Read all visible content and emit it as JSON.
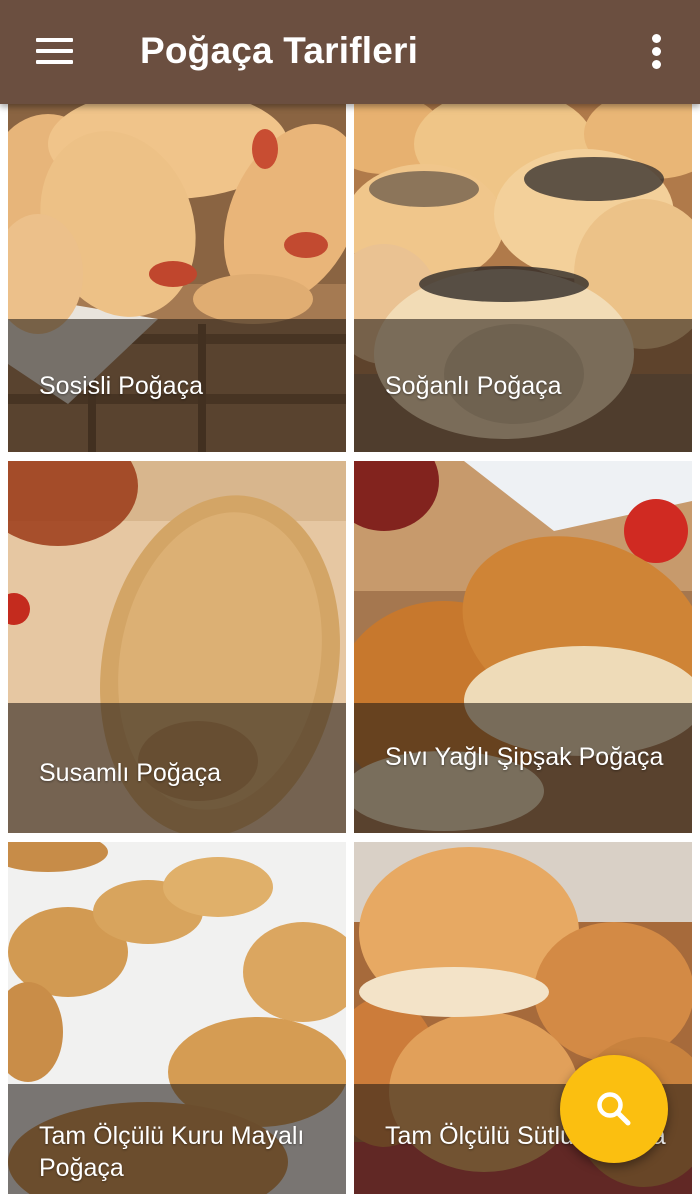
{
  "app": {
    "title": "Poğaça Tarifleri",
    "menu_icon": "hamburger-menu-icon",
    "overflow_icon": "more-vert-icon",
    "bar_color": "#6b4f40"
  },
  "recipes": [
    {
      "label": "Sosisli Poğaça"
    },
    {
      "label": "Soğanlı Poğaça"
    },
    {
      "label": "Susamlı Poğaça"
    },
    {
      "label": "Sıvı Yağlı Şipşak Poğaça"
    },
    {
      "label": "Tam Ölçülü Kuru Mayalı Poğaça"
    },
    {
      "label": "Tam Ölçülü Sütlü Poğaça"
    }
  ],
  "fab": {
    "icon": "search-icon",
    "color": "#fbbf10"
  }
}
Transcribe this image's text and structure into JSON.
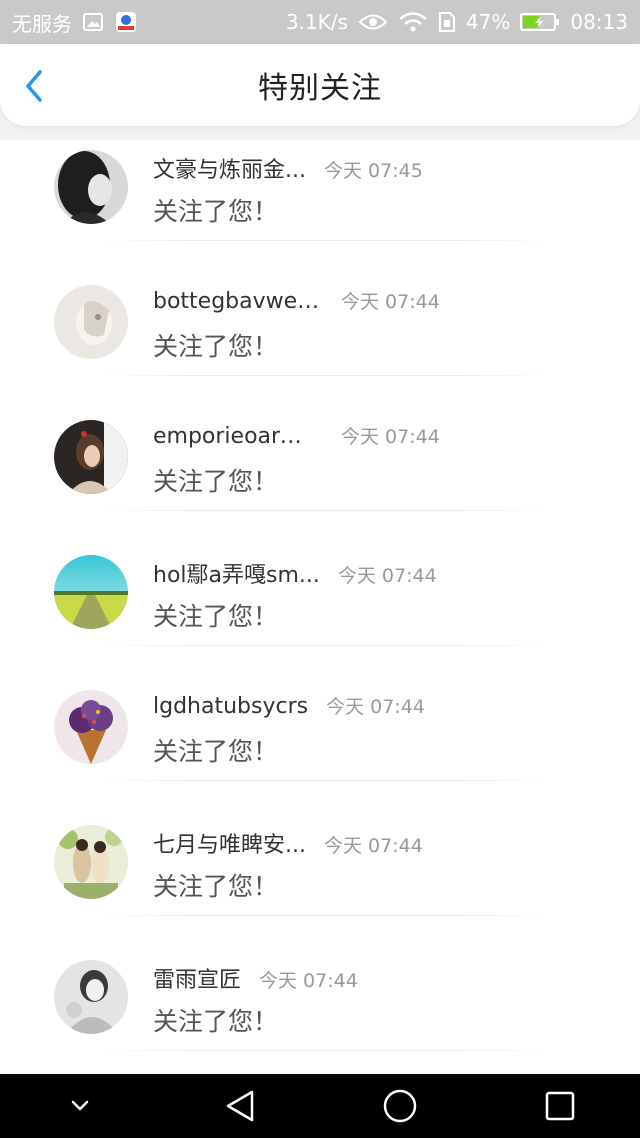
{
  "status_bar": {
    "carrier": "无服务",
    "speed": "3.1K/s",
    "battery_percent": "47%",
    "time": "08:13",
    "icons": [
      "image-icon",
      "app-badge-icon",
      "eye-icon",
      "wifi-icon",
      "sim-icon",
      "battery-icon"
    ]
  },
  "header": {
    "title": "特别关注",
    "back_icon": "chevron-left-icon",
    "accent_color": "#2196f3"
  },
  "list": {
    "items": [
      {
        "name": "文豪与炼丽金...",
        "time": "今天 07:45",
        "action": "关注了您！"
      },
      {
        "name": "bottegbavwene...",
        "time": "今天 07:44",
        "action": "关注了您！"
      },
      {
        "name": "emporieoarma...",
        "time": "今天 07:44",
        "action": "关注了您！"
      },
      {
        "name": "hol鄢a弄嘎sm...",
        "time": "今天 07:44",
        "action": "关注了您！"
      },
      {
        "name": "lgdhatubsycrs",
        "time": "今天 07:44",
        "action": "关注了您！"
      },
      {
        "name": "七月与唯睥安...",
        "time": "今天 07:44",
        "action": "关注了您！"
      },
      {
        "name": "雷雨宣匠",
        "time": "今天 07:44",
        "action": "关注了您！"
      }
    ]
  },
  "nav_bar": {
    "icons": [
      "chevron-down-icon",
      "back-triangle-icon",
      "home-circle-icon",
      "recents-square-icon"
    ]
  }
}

* [WHAT IS ASKED]
With pictures left out, repeat exactly the lines from the line bearing "Transcribe this image's" through the final line of the records above.

* [REPLY]
Transcribe this image's text and structure into JSON.
{
  "status_bar": {
    "carrier": "无服务",
    "speed": "3.1K/s",
    "battery_percent": "47%",
    "time": "08:13",
    "icons": [
      "image-icon",
      "app-badge-icon",
      "eye-icon",
      "wifi-icon",
      "sim-icon",
      "battery-icon"
    ]
  },
  "header": {
    "title": "特别关注",
    "back_icon": "chevron-left-icon",
    "accent_color": "#2196f3"
  },
  "list": {
    "items": [
      {
        "name": "文豪与炼丽金...",
        "time": "今天 07:45",
        "action": "关注了您！"
      },
      {
        "name": "bottegbavwene...",
        "time": "今天 07:44",
        "action": "关注了您！"
      },
      {
        "name": "emporieoarma...",
        "time": "今天 07:44",
        "action": "关注了您！"
      },
      {
        "name": "hol鄢a弄嘎sm...",
        "time": "今天 07:44",
        "action": "关注了您！"
      },
      {
        "name": "lgdhatubsycrs",
        "time": "今天 07:44",
        "action": "关注了您！"
      },
      {
        "name": "七月与唯睥安...",
        "time": "今天 07:44",
        "action": "关注了您！"
      },
      {
        "name": "雷雨宣匠",
        "time": "今天 07:44",
        "action": "关注了您！"
      }
    ]
  },
  "nav_bar": {
    "icons": [
      "chevron-down-icon",
      "back-triangle-icon",
      "home-circle-icon",
      "recents-square-icon"
    ]
  }
}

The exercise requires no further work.